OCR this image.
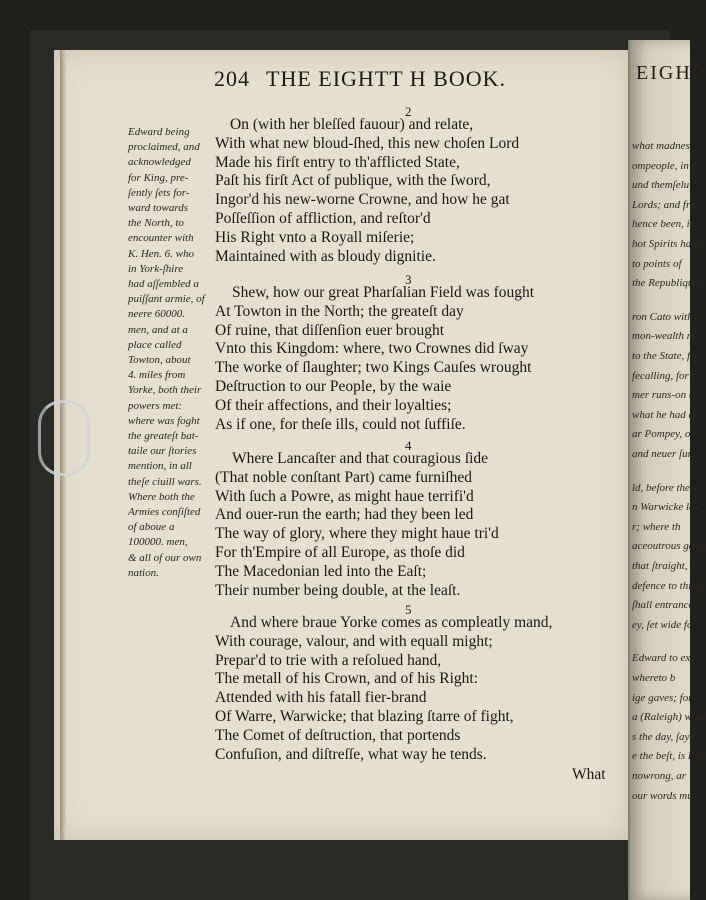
204 THE EIGHTT H BOOK.
Edward being
proclaimed, and
acknowledged
for King, pre-
ſently ſets for-
ward towards
the North, to
encounter with
K. Hen. 6. who
in York-ſhire
had aſſembled a
puiſſant armie, of
neere 60000.
men, and at a
place called
Towton, about
4. miles from
Yorke, both their
powers met:
where was foght
the greateſt bat-
taile our ſtories
mention, in all
theſe ciuill wars.
Where both the
Armies conſiſted
of aboue a
100000. men,
& all of our own
nation.
2
On (with her bleſſed fauour) and relate,
With what new bloud-ſhed, this new choſen Lord
Made his firſt entry to th'afflicted State,
Paſt his firſt Act of publique, with the ſword,
Ingor'd his new-worne Crowne, and how he gat
Poſſeſſion of affliction, and reſtor'd
His Right vnto a Royall miſerie;
Maintained with as bloudy dignitie.
3
Shew, how our great Pharſalian Field was fought
At Towton in the North; the greateſt day
Of ruine, that diſſenſion euer brought
Vnto this Kingdom: where, two Crownes did ſway
The worke of ſlaughter; two Kings Cauſes wrought
Deſtruction to our People, by the waie
Of their affections, and their loyalties;
As if one, for theſe ills, could not ſuffiſe.
4
Where Lancaſter and that couragious ſide
(That noble conſtant Part) came furniſhed
With ſuch a Powre, as might haue terrifi'd
And ouer-run the earth; had they been led
The way of glory, where they might haue tri'd
For th'Empire of all Europe, as thoſe did
The Macedonian led into the Eaſt;
Their number being double, at the leaſt.
5
And where braue Yorke comes as compleatly mand,
With courage, valour, and with equall might;
Prepar'd to trie with a reſolued hand,
The metall of his Crown, and of his Right:
Attended with his fatall fier-brand
Of Warre, Warwicke; that blazing ſtarre of fight,
The Comet of deſtruction, that portends
Confuſion, and diſtreſſe, what way he tends.
What
EIGHT
what madnes
ompeople, in ſ
und themſelu
Lords; and fro
hence been, if (
hot Spirits had n
to points of
the Republique
ron Cato with a
mon-wealth nor
to the State, fo
fecalling, for t
mer runs-on t
what he had al
ar Pompey, or a
and neuer ſure t
ld, before theſe
n Warwicke lay
r; where th
aceoutrous galla
that ſtraight, Ye
defence to this g
ſhall entrance o
ey, ſet wide fo
Edward to exh
whereto b
ige gaves; for-
a (Raleigh) whoſ
s the day, ſayd h
e the beſt, is Beſt
nowrong, ar
our words muſ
┄┄┄┄┄┄
**EXERCISE DESCRIPTION**
Omit every picture, and otherwise quote the entries exactly.

**WRITTEN ANSWER**
OCR this image.
204 THE EIGHTT H BOOK.
Edward being
proclaimed, and
acknowledged
for King, pre-
ſently ſets for-
ward towards
the North, to
encounter with
K. Hen. 6. who
in York-ſhire
had aſſembled a
puiſſant armie, of
neere 60000.
men, and at a
place called
Towton, about
4. miles from
Yorke, both their
powers met:
where was foght
the greateſt bat-
taile our ſtories
mention, in all
theſe ciuill wars.
Where both the
Armies conſiſted
of aboue a
100000. men,
& all of our own
nation.
2
On (with her bleſſed fauour) and relate,
With what new bloud-ſhed, this new choſen Lord
Made his firſt entry to th'afflicted State,
Paſt his firſt Act of publique, with the ſword,
Ingor'd his new-worne Crowne, and how he gat
Poſſeſſion of affliction, and reſtor'd
His Right vnto a Royall miſerie;
Maintained with as bloudy dignitie.
3
Shew, how our great Pharſalian Field was fought
At Towton in the North; the greateſt day
Of ruine, that diſſenſion euer brought
Vnto this Kingdom: where, two Crownes did ſway
The worke of ſlaughter; two Kings Cauſes wrought
Deſtruction to our People, by the waie
Of their affections, and their loyalties;
As if one, for theſe ills, could not ſuffiſe.
4
Where Lancaſter and that couragious ſide
(That noble conſtant Part) came furniſhed
With ſuch a Powre, as might haue terrifi'd
And ouer-run the earth; had they been led
The way of glory, where they might haue tri'd
For th'Empire of all Europe, as thoſe did
The Macedonian led into the Eaſt;
Their number being double, at the leaſt.
5
And where braue Yorke comes as compleatly mand,
With courage, valour, and with equall might;
Prepar'd to trie with a reſolued hand,
The metall of his Crown, and of his Right:
Attended with his fatall fier-brand
Of Warre, Warwicke; that blazing ſtarre of fight,
The Comet of deſtruction, that portends
Confuſion, and diſtreſſe, what way he tends.
What
EIGHT
what madnes
ompeople, in ſ
und themſelu
Lords; and fro
hence been, if (
hot Spirits had n
to points of
the Republique
ron Cato with a
mon-wealth nor
to the State, fo
fecalling, for t
mer runs-on t
what he had al
ar Pompey, or a
and neuer ſure t
ld, before theſe
n Warwicke lay
r; where th
aceoutrous galla
that ſtraight, Ye
defence to this g
ſhall entrance o
ey, ſet wide fo
Edward to exh
whereto b
ige gaves; for-
a (Raleigh) whoſ
s the day, ſayd h
e the beſt, is Beſt
nowrong, ar
our words muſ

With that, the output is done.